Give back the full listing, character for character, with no pictures.

## begin EXCERPTED DATA

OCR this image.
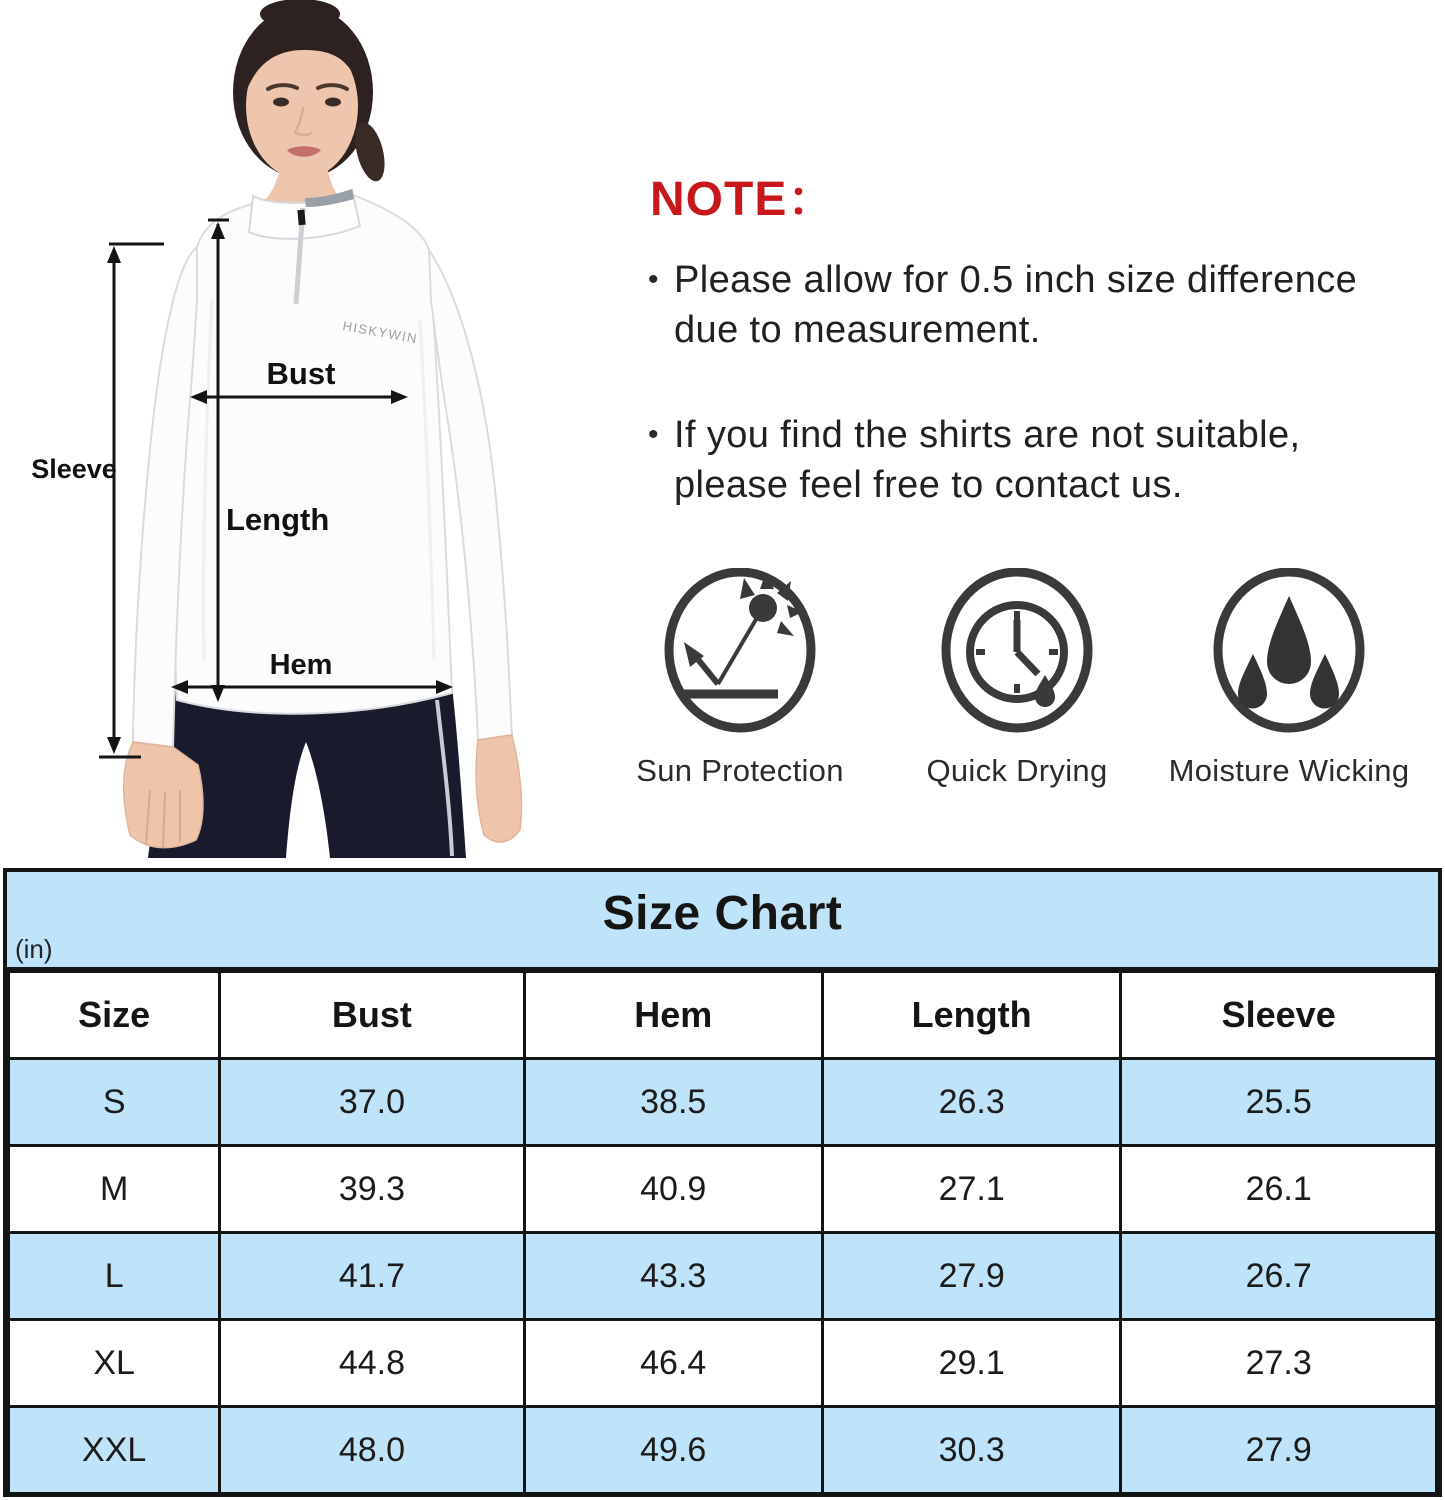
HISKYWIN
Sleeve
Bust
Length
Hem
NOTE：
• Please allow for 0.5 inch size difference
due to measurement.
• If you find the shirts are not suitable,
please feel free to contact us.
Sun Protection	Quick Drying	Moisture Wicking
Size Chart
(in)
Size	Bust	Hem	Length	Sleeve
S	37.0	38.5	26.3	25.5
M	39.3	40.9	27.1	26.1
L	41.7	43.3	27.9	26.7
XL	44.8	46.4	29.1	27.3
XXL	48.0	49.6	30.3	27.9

## end EXCERPTED DATA

REPLY —
OCR this image.
HISKYWIN
Sleeve
Bust
Length
Hem
NOTE：
• Please allow for 0.5 inch size difference
due to measurement.
• If you find the shirts are not suitable,
please feel free to contact us.
Sun Protection	Quick Drying	Moisture Wicking
Size Chart
(in)
Size	Bust	Hem	Length	Sleeve
S	37.0	38.5	26.3	25.5
M	39.3	40.9	27.1	26.1
L	41.7	43.3	27.9	26.7
XL	44.8	46.4	29.1	27.3
XXL	48.0	49.6	30.3	27.9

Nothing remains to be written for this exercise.